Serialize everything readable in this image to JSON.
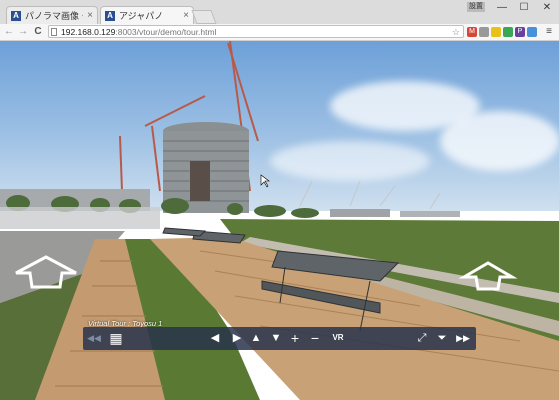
{
  "browser": {
    "tabs": [
      {
        "favicon": "A",
        "title": "パノラマ画像・パノラマ動画…",
        "close": "×"
      },
      {
        "favicon": "A",
        "title": "アジャパノ",
        "close": "×"
      }
    ],
    "profile_label": "設置",
    "window_buttons": [
      "—",
      "☐",
      "✕"
    ],
    "back": "←",
    "forward": "→",
    "reload": "C",
    "url_host": "192.168.0.129",
    "url_path": ":8003/vtour/demo/tour.html",
    "star": "☆",
    "extensions": [
      {
        "name": "gmail-icon",
        "color": "#d44638",
        "glyph": "M"
      },
      {
        "name": "extension-icon",
        "color": "#999999",
        "glyph": ""
      },
      {
        "name": "tag-icon",
        "color": "#e8c21b",
        "glyph": ""
      },
      {
        "name": "extension-green-icon",
        "color": "#3aa757",
        "glyph": ""
      },
      {
        "name": "purple-extension-icon",
        "color": "#6b3fa0",
        "glyph": "P"
      },
      {
        "name": "cast-icon",
        "color": "#4a90d9",
        "glyph": ""
      }
    ],
    "menu": "≡"
  },
  "tour": {
    "label": "Virtual Tour : Toyosu 1",
    "controls": {
      "prev_scene": "◀◀",
      "thumbs": "▦",
      "left": "◀",
      "right": "▶",
      "up": "▲",
      "down": "▼",
      "zoom_in": "+",
      "zoom_out": "−",
      "vr": "VR",
      "fullscreen": "⤢",
      "hide": "⏷",
      "next_scene": "▶▶"
    }
  }
}
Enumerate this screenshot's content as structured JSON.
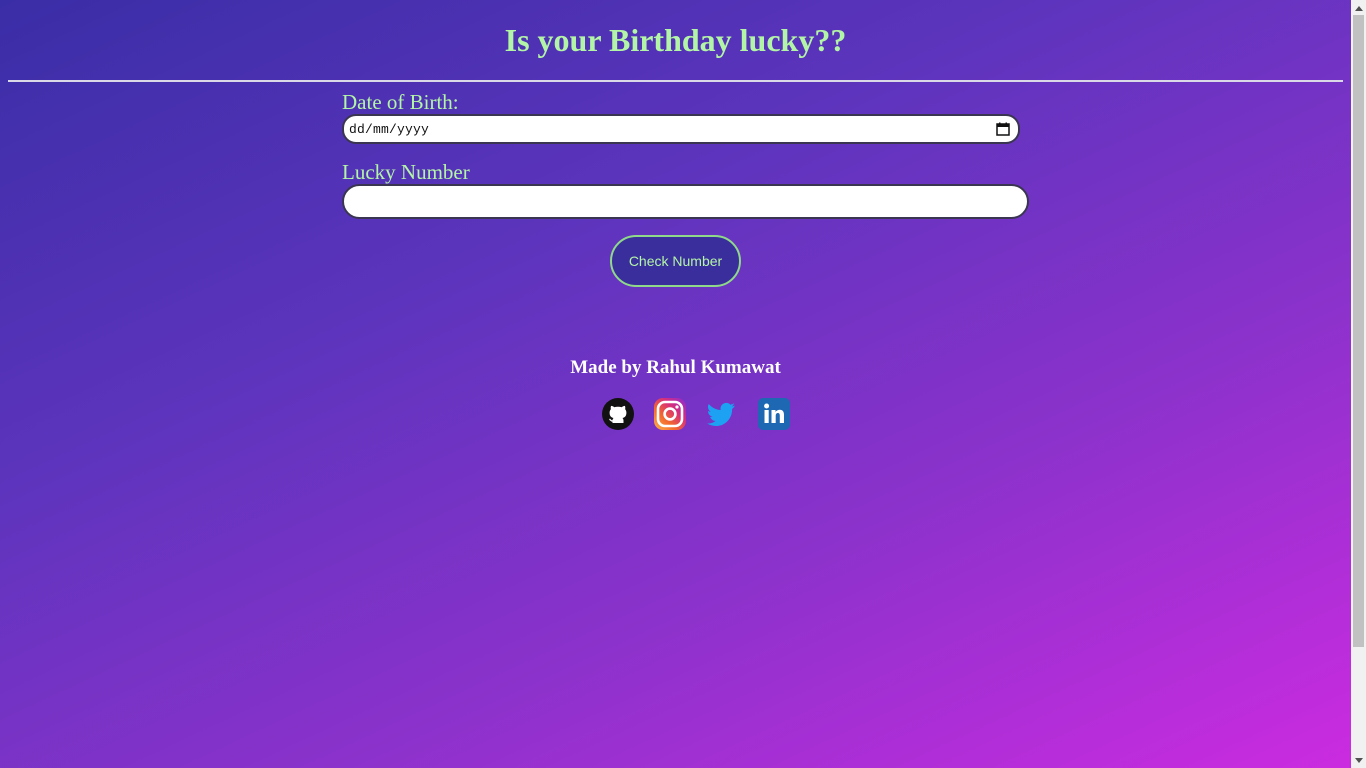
{
  "header": {
    "title": "Is your Birthday lucky??"
  },
  "form": {
    "dob_label": "Date of Birth:",
    "dob_placeholder": "dd/mm/yyyy",
    "lucky_label": "Lucky Number",
    "lucky_value": "",
    "check_button_label": "Check Number"
  },
  "footer": {
    "credit": "Made by Rahul Kumawat",
    "social_icons": [
      "github-icon",
      "instagram-icon",
      "twitter-icon",
      "linkedin-icon"
    ]
  },
  "colors": {
    "accent_text": "#b3f5a6",
    "button_bg": "#3a2e9c",
    "button_border": "#8fd98a",
    "gradient_start": "#3a2ea6",
    "gradient_end": "#cc2be0"
  }
}
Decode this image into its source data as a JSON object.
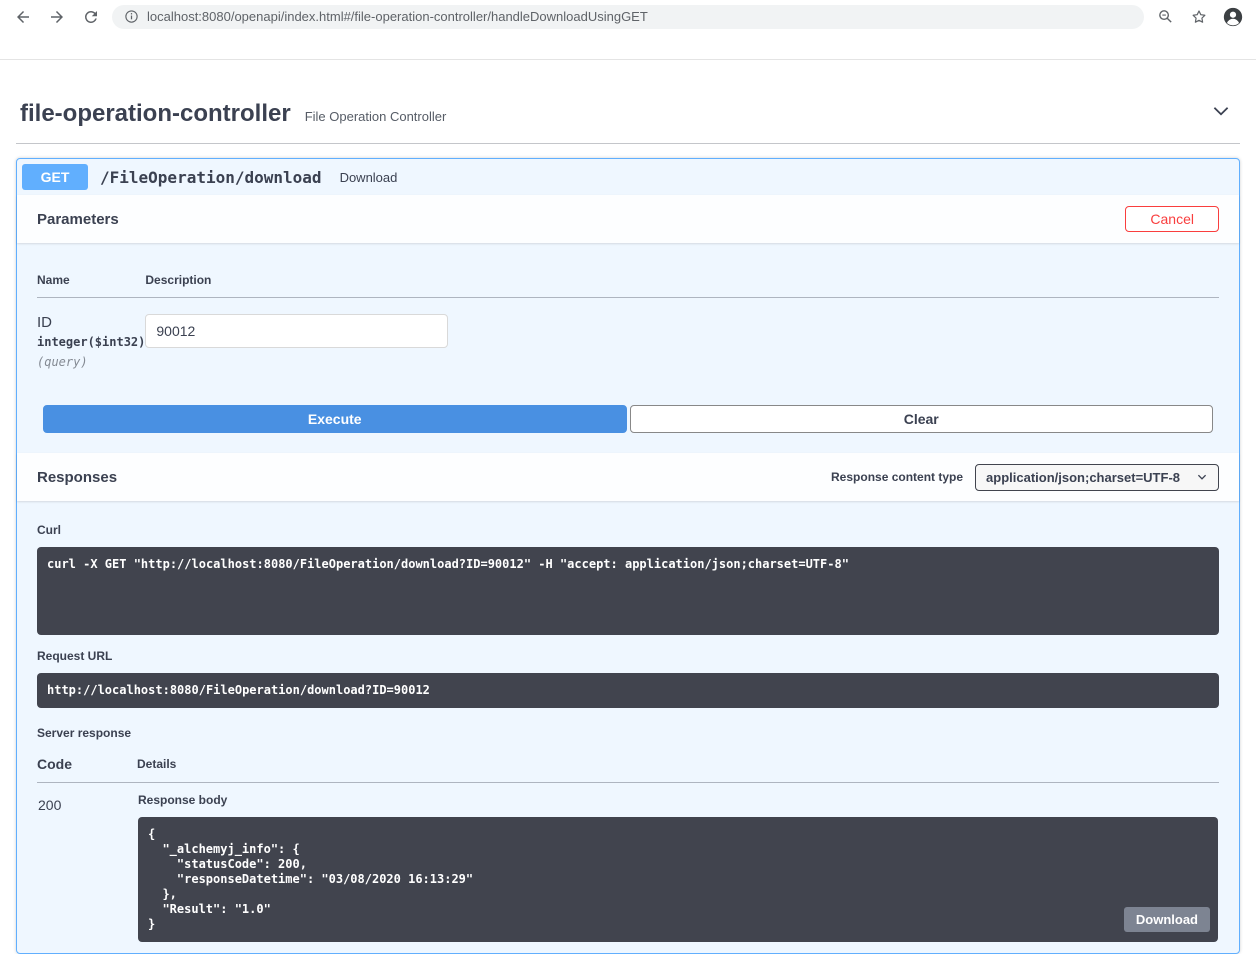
{
  "browser": {
    "url": "localhost:8080/openapi/index.html#/file-operation-controller/handleDownloadUsingGET"
  },
  "section": {
    "title": "file-operation-controller",
    "subtitle": "File Operation Controller"
  },
  "operation": {
    "method": "GET",
    "path": "/FileOperation/download",
    "summary": "Download"
  },
  "parameters": {
    "title": "Parameters",
    "cancel_label": "Cancel",
    "columns": {
      "name": "Name",
      "description": "Description"
    },
    "param": {
      "name": "ID",
      "type": "integer($int32)",
      "location": "(query)",
      "value": "90012"
    },
    "execute_label": "Execute",
    "clear_label": "Clear"
  },
  "responses": {
    "title": "Responses",
    "content_type_label": "Response content type",
    "content_type_value": "application/json;charset=UTF-8",
    "curl_label": "Curl",
    "curl_command": "curl -X GET \"http://localhost:8080/FileOperation/download?ID=90012\" -H \"accept: application/json;charset=UTF-8\"",
    "request_url_label": "Request URL",
    "request_url": "http://localhost:8080/FileOperation/download?ID=90012",
    "server_response_label": "Server response",
    "columns": {
      "code": "Code",
      "details": "Details"
    },
    "row": {
      "code": "200",
      "body_label": "Response body",
      "body": "{\n  \"_alchemyj_info\": {\n    \"statusCode\": 200,\n    \"responseDatetime\": \"03/08/2020 16:13:29\"\n  },\n  \"Result\": \"1.0\"\n}",
      "download_label": "Download"
    }
  }
}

Aim of the exercise: Pictures in the records must not appear in the copy; transcribe everything else precisely.

Finished task:
Serialize everything readable in this image to JSON.
{
  "browser": {
    "tabs": [
      {
        "favicon": "A",
        "title": "パノラマ画像・パノラマ動画…",
        "close": "×"
      },
      {
        "favicon": "A",
        "title": "アジャパノ",
        "close": "×"
      }
    ],
    "profile_label": "設置",
    "window_buttons": [
      "—",
      "☐",
      "✕"
    ],
    "back": "←",
    "forward": "→",
    "reload": "C",
    "url_host": "192.168.0.129",
    "url_path": ":8003/vtour/demo/tour.html",
    "star": "☆",
    "extensions": [
      {
        "name": "gmail-icon",
        "color": "#d44638",
        "glyph": "M"
      },
      {
        "name": "extension-icon",
        "color": "#999999",
        "glyph": ""
      },
      {
        "name": "tag-icon",
        "color": "#e8c21b",
        "glyph": ""
      },
      {
        "name": "extension-green-icon",
        "color": "#3aa757",
        "glyph": ""
      },
      {
        "name": "purple-extension-icon",
        "color": "#6b3fa0",
        "glyph": "P"
      },
      {
        "name": "cast-icon",
        "color": "#4a90d9",
        "glyph": ""
      }
    ],
    "menu": "≡"
  },
  "tour": {
    "label": "Virtual Tour : Toyosu 1",
    "controls": {
      "prev_scene": "◀◀",
      "thumbs": "▦",
      "left": "◀",
      "right": "▶",
      "up": "▲",
      "down": "▼",
      "zoom_in": "+",
      "zoom_out": "−",
      "vr": "VR",
      "fullscreen": "⤢",
      "hide": "⏷",
      "next_scene": "▶▶"
    }
  }
}
Enumerate this screenshot's content as structured JSON.
{
  "header": {
    "title": "Is your Birthday lucky??"
  },
  "form": {
    "dob_label": "Date of Birth:",
    "dob_placeholder": "dd/mm/yyyy",
    "lucky_label": "Lucky Number",
    "lucky_value": "",
    "check_button_label": "Check Number"
  },
  "footer": {
    "credit": "Made by Rahul Kumawat",
    "social_icons": [
      "github-icon",
      "instagram-icon",
      "twitter-icon",
      "linkedin-icon"
    ]
  },
  "colors": {
    "accent_text": "#b3f5a6",
    "button_bg": "#3a2e9c",
    "button_border": "#8fd98a",
    "gradient_start": "#3a2ea6",
    "gradient_end": "#cc2be0"
  }
}
Decode this image into its source data as a JSON object.
{
  "browser": {
    "url": "localhost:8080/openapi/index.html#/file-operation-controller/handleDownloadUsingGET"
  },
  "section": {
    "title": "file-operation-controller",
    "subtitle": "File Operation Controller"
  },
  "operation": {
    "method": "GET",
    "path": "/FileOperation/download",
    "summary": "Download"
  },
  "parameters": {
    "title": "Parameters",
    "cancel_label": "Cancel",
    "columns": {
      "name": "Name",
      "description": "Description"
    },
    "param": {
      "name": "ID",
      "type": "integer($int32)",
      "location": "(query)",
      "value": "90012"
    },
    "execute_label": "Execute",
    "clear_label": "Clear"
  },
  "responses": {
    "title": "Responses",
    "content_type_label": "Response content type",
    "content_type_value": "application/json;charset=UTF-8",
    "curl_label": "Curl",
    "curl_command": "curl -X GET \"http://localhost:8080/FileOperation/download?ID=90012\" -H \"accept: application/json;charset=UTF-8\"",
    "request_url_label": "Request URL",
    "request_url": "http://localhost:8080/FileOperation/download?ID=90012",
    "server_response_label": "Server response",
    "columns": {
      "code": "Code",
      "details": "Details"
    },
    "row": {
      "code": "200",
      "body_label": "Response body",
      "body": "{\n  \"_alchemyj_info\": {\n    \"statusCode\": 200,\n    \"responseDatetime\": \"03/08/2020 16:13:29\"\n  },\n  \"Result\": \"1.0\"\n}",
      "download_label": "Download"
    }
  }
}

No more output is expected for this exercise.